>> START
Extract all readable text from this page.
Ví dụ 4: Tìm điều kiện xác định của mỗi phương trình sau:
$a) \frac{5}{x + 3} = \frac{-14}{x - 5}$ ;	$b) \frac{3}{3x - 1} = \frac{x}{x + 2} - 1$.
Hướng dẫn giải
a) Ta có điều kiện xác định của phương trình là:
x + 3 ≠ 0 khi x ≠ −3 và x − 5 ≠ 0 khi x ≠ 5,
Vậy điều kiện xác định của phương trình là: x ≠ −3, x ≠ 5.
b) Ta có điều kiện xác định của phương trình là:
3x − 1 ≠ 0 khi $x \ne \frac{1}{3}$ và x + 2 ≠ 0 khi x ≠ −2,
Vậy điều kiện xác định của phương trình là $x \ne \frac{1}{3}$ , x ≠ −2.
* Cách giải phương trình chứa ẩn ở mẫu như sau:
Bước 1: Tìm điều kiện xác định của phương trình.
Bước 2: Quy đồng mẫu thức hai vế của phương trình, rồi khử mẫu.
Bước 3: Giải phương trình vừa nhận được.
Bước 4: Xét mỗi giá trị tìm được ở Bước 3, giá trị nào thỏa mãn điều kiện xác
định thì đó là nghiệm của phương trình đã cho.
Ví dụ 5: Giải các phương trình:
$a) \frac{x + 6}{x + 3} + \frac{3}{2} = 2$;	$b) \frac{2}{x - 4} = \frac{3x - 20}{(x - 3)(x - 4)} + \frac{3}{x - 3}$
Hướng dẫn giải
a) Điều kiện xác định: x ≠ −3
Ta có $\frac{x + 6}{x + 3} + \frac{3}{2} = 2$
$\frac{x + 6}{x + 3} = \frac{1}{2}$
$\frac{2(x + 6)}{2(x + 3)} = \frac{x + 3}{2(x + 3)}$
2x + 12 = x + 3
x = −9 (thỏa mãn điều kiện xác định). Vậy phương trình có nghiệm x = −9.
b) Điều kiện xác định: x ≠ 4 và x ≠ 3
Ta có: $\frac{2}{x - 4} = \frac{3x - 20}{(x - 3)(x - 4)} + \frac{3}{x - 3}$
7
>> END
For the listing above, give the number of lines in which the string "frac" occurs, and nothing else.

Complete output: 8